TASK STATEMENT:
Below are some records; repeat them all exactly, minus the pictures.
──────── ENTRIES
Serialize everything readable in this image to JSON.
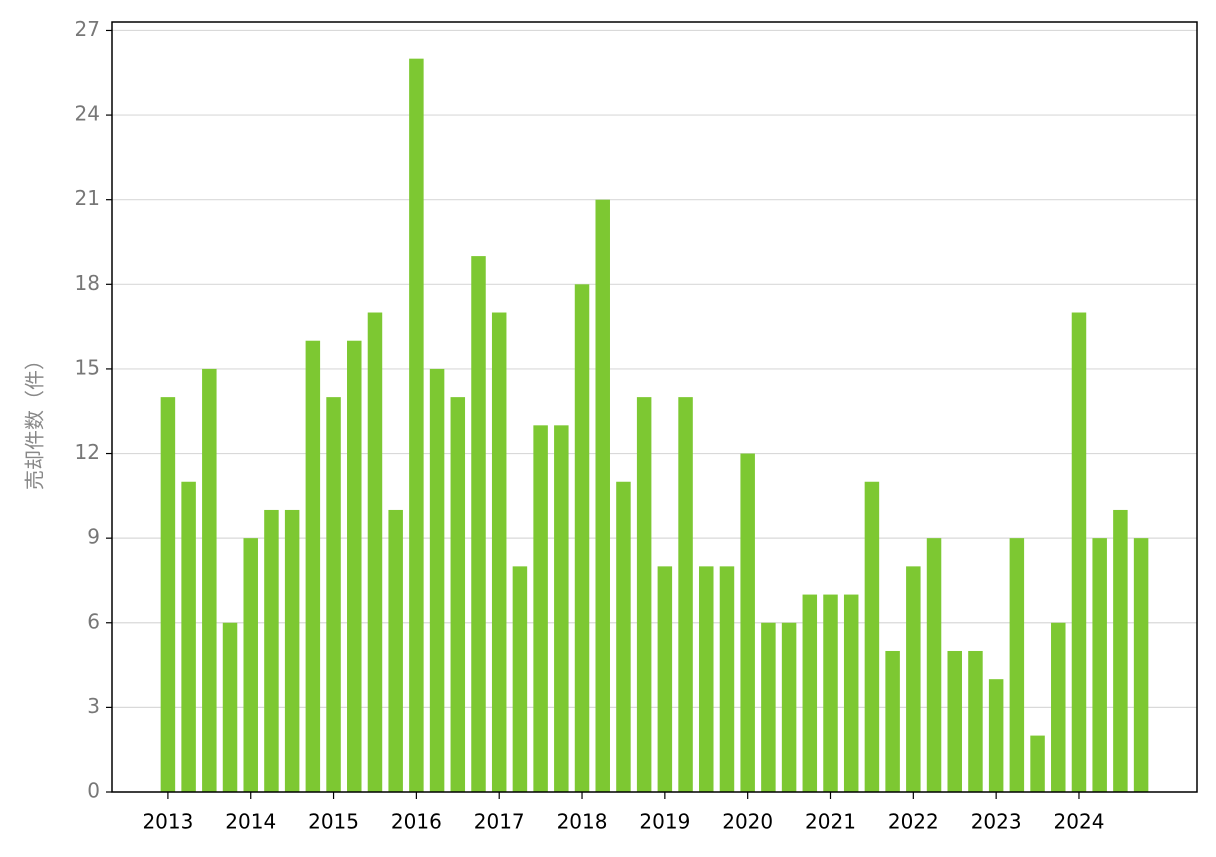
{
  "chart_data": {
    "type": "bar",
    "y_label": "売却件数（件）",
    "categories": [
      "2013",
      null,
      null,
      null,
      "2014",
      null,
      null,
      null,
      "2015",
      null,
      null,
      null,
      "2016",
      null,
      null,
      null,
      "2017",
      null,
      null,
      null,
      "2018",
      null,
      null,
      null,
      "2019",
      null,
      null,
      null,
      "2020",
      null,
      null,
      null,
      "2021",
      null,
      null,
      null,
      "2022",
      null,
      null,
      null,
      "2023",
      null,
      null,
      null,
      "2024",
      null,
      null,
      null
    ],
    "values": [
      14,
      11,
      15,
      6,
      9,
      10,
      10,
      16,
      14,
      16,
      17,
      10,
      26,
      15,
      14,
      19,
      17,
      8,
      13,
      13,
      18,
      21,
      11,
      14,
      8,
      14,
      8,
      8,
      12,
      6,
      6,
      7,
      7,
      7,
      11,
      5,
      8,
      9,
      5,
      5,
      4,
      9,
      2,
      6,
      17,
      9,
      10,
      9
    ],
    "color": "#7dc832",
    "ylim": [
      0,
      27.3
    ],
    "yticks": [
      0,
      3,
      6,
      9,
      12,
      15,
      18,
      21,
      24,
      27
    ],
    "grid": true
  }
}
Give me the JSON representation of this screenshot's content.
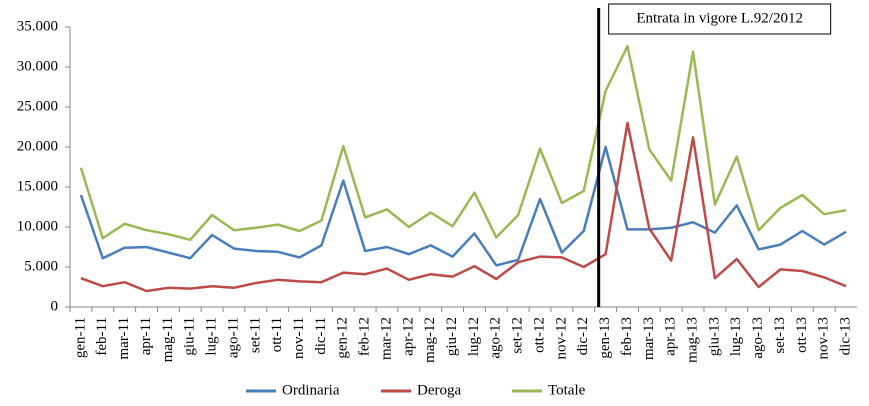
{
  "chart_data": {
    "type": "line",
    "categories": [
      "gen-11",
      "feb-11",
      "mar-11",
      "apr-11",
      "mag-11",
      "giu-11",
      "lug-11",
      "ago-11",
      "set-11",
      "ott-11",
      "nov-11",
      "dic-11",
      "gen-12",
      "feb-12",
      "mar-12",
      "apr-12",
      "mag-12",
      "giu-12",
      "lug-12",
      "ago-12",
      "set-12",
      "ott-12",
      "nov-12",
      "dic-12",
      "gen-13",
      "feb-13",
      "mar-13",
      "apr-13",
      "mag-13",
      "giu-13",
      "lug-13",
      "ago-13",
      "set-13",
      "ott-13",
      "nov-13",
      "dic-13"
    ],
    "series": [
      {
        "name": "Ordinaria",
        "color": "#4a7ebb",
        "values": [
          14000,
          6100,
          7400,
          7500,
          6800,
          6100,
          9000,
          7300,
          7000,
          6900,
          6200,
          7700,
          15800,
          7000,
          7500,
          6600,
          7700,
          6300,
          9200,
          5200,
          5900,
          13500,
          6800,
          9500,
          20000,
          9700,
          9700,
          9900,
          10600,
          9300,
          12700,
          7200,
          7800,
          9500,
          7800,
          9400
        ]
      },
      {
        "name": "Deroga",
        "color": "#be4b48",
        "values": [
          3600,
          2600,
          3100,
          2000,
          2400,
          2300,
          2600,
          2400,
          3000,
          3400,
          3200,
          3100,
          4300,
          4100,
          4800,
          3400,
          4100,
          3800,
          5100,
          3500,
          5600,
          6300,
          6200,
          5000,
          6600,
          23000,
          9800,
          5800,
          21200,
          3600,
          6000,
          2500,
          4700,
          4500,
          3700,
          2600
        ]
      },
      {
        "name": "Totale",
        "color": "#98b954",
        "values": [
          17400,
          8600,
          10400,
          9600,
          9100,
          8400,
          11500,
          9600,
          9900,
          10300,
          9500,
          10800,
          20100,
          11200,
          12200,
          10000,
          11800,
          10100,
          14300,
          8700,
          11500,
          19800,
          13000,
          14500,
          27000,
          32600,
          19700,
          15800,
          31900,
          12800,
          18800,
          9600,
          12400,
          14000,
          11600,
          12100
        ]
      }
    ],
    "ylim": [
      0,
      35000
    ],
    "yticks": [
      0,
      {
        "value": 5000,
        "label": "5.000"
      },
      {
        "value": 10000,
        "label": "10.000"
      },
      {
        "value": 15000,
        "label": "15.000"
      },
      {
        "value": 20000,
        "label": "20.000"
      },
      {
        "value": 25000,
        "label": "25.000"
      },
      {
        "value": 30000,
        "label": "30.000"
      },
      {
        "value": 35000,
        "label": "35.000"
      }
    ],
    "grid": false,
    "legend": "bottom",
    "annotation": {
      "text": "Entrata in vigore L.92/2012",
      "x": "gen-13"
    }
  }
}
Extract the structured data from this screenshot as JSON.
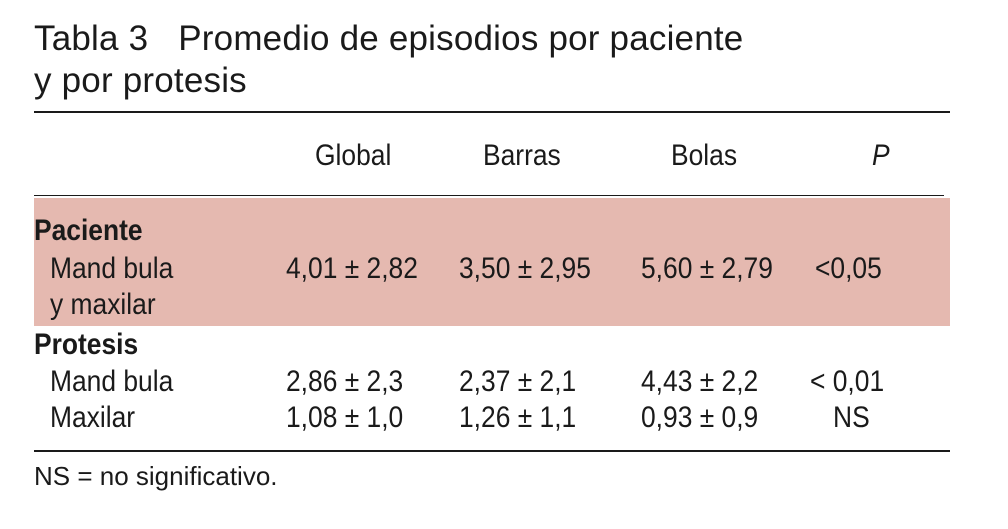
{
  "table": {
    "label": "Tabla 3",
    "title_line1": "Promedio de episodios por paciente",
    "title_line2": "y por protesis",
    "columns": [
      "Global",
      "Barras",
      "Bolas",
      "P"
    ],
    "highlight_color": "#e5b9b0",
    "groups": [
      {
        "heading": "Paciente",
        "rows": [
          {
            "label_line1": "Mand bula",
            "label_line2": "y maxilar",
            "values": [
              "4,01 ± 2,82",
              "3,50 ± 2,95",
              "5,60 ± 2,79",
              "<0,05"
            ]
          }
        ]
      },
      {
        "heading": "Protesis",
        "rows": [
          {
            "label_line1": "Mand bula",
            "values": [
              "2,86 ± 2,3",
              "2,37 ± 2,1",
              "4,43 ± 2,2",
              "< 0,01"
            ]
          },
          {
            "label_line1": "Maxilar",
            "values": [
              "1,08 ± 1,0",
              "1,26 ± 1,1",
              "0,93 ± 0,9",
              "NS"
            ]
          }
        ]
      }
    ],
    "footnote": "NS = no significativo."
  }
}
────────────────
EXERCISE RESULT:
Serialize everything readable in this image to JSON.
{
  "chart_data": {
    "type": "bar",
    "y_label": "売却件数（件）",
    "categories": [
      "2013",
      null,
      null,
      null,
      "2014",
      null,
      null,
      null,
      "2015",
      null,
      null,
      null,
      "2016",
      null,
      null,
      null,
      "2017",
      null,
      null,
      null,
      "2018",
      null,
      null,
      null,
      "2019",
      null,
      null,
      null,
      "2020",
      null,
      null,
      null,
      "2021",
      null,
      null,
      null,
      "2022",
      null,
      null,
      null,
      "2023",
      null,
      null,
      null,
      "2024",
      null,
      null,
      null
    ],
    "values": [
      14,
      11,
      15,
      6,
      9,
      10,
      10,
      16,
      14,
      16,
      17,
      10,
      26,
      15,
      14,
      19,
      17,
      8,
      13,
      13,
      18,
      21,
      11,
      14,
      8,
      14,
      8,
      8,
      12,
      6,
      6,
      7,
      7,
      7,
      11,
      5,
      8,
      9,
      5,
      5,
      4,
      9,
      2,
      6,
      17,
      9,
      10,
      9
    ],
    "color": "#7dc832",
    "ylim": [
      0,
      27.3
    ],
    "yticks": [
      0,
      3,
      6,
      9,
      12,
      15,
      18,
      21,
      24,
      27
    ],
    "grid": true
  }
}
Give me the JSON representation of this screenshot's content.
{
  "chart_data": {
    "type": "line",
    "categories": [
      "gen-11",
      "feb-11",
      "mar-11",
      "apr-11",
      "mag-11",
      "giu-11",
      "lug-11",
      "ago-11",
      "set-11",
      "ott-11",
      "nov-11",
      "dic-11",
      "gen-12",
      "feb-12",
      "mar-12",
      "apr-12",
      "mag-12",
      "giu-12",
      "lug-12",
      "ago-12",
      "set-12",
      "ott-12",
      "nov-12",
      "dic-12",
      "gen-13",
      "feb-13",
      "mar-13",
      "apr-13",
      "mag-13",
      "giu-13",
      "lug-13",
      "ago-13",
      "set-13",
      "ott-13",
      "nov-13",
      "dic-13"
    ],
    "series": [
      {
        "name": "Ordinaria",
        "color": "#4a7ebb",
        "values": [
          14000,
          6100,
          7400,
          7500,
          6800,
          6100,
          9000,
          7300,
          7000,
          6900,
          6200,
          7700,
          15800,
          7000,
          7500,
          6600,
          7700,
          6300,
          9200,
          5200,
          5900,
          13500,
          6800,
          9500,
          20000,
          9700,
          9700,
          9900,
          10600,
          9300,
          12700,
          7200,
          7800,
          9500,
          7800,
          9400
        ]
      },
      {
        "name": "Deroga",
        "color": "#be4b48",
        "values": [
          3600,
          2600,
          3100,
          2000,
          2400,
          2300,
          2600,
          2400,
          3000,
          3400,
          3200,
          3100,
          4300,
          4100,
          4800,
          3400,
          4100,
          3800,
          5100,
          3500,
          5600,
          6300,
          6200,
          5000,
          6600,
          23000,
          9800,
          5800,
          21200,
          3600,
          6000,
          2500,
          4700,
          4500,
          3700,
          2600
        ]
      },
      {
        "name": "Totale",
        "color": "#98b954",
        "values": [
          17400,
          8600,
          10400,
          9600,
          9100,
          8400,
          11500,
          9600,
          9900,
          10300,
          9500,
          10800,
          20100,
          11200,
          12200,
          10000,
          11800,
          10100,
          14300,
          8700,
          11500,
          19800,
          13000,
          14500,
          27000,
          32600,
          19700,
          15800,
          31900,
          12800,
          18800,
          9600,
          12400,
          14000,
          11600,
          12100
        ]
      }
    ],
    "ylim": [
      0,
      35000
    ],
    "yticks": [
      0,
      {
        "value": 5000,
        "label": "5.000"
      },
      {
        "value": 10000,
        "label": "10.000"
      },
      {
        "value": 15000,
        "label": "15.000"
      },
      {
        "value": 20000,
        "label": "20.000"
      },
      {
        "value": 25000,
        "label": "25.000"
      },
      {
        "value": 30000,
        "label": "30.000"
      },
      {
        "value": 35000,
        "label": "35.000"
      }
    ],
    "grid": false,
    "legend": "bottom",
    "annotation": {
      "text": "Entrata in vigore L.92/2012",
      "x": "gen-13"
    }
  }
}
Extract the structured data from this screenshot as JSON.
{
  "table": {
    "label": "Tabla 3",
    "title_line1": "Promedio de episodios por paciente",
    "title_line2": "y por protesis",
    "columns": [
      "Global",
      "Barras",
      "Bolas",
      "P"
    ],
    "highlight_color": "#e5b9b0",
    "groups": [
      {
        "heading": "Paciente",
        "rows": [
          {
            "label_line1": "Mand bula",
            "label_line2": "y maxilar",
            "values": [
              "4,01 ± 2,82",
              "3,50 ± 2,95",
              "5,60 ± 2,79",
              "<0,05"
            ]
          }
        ]
      },
      {
        "heading": "Protesis",
        "rows": [
          {
            "label_line1": "Mand bula",
            "values": [
              "2,86 ± 2,3",
              "2,37 ± 2,1",
              "4,43 ± 2,2",
              "< 0,01"
            ]
          },
          {
            "label_line1": "Maxilar",
            "values": [
              "1,08 ± 1,0",
              "1,26 ± 1,1",
              "0,93 ± 0,9",
              "NS"
            ]
          }
        ]
      }
    ],
    "footnote": "NS = no significativo."
  }
}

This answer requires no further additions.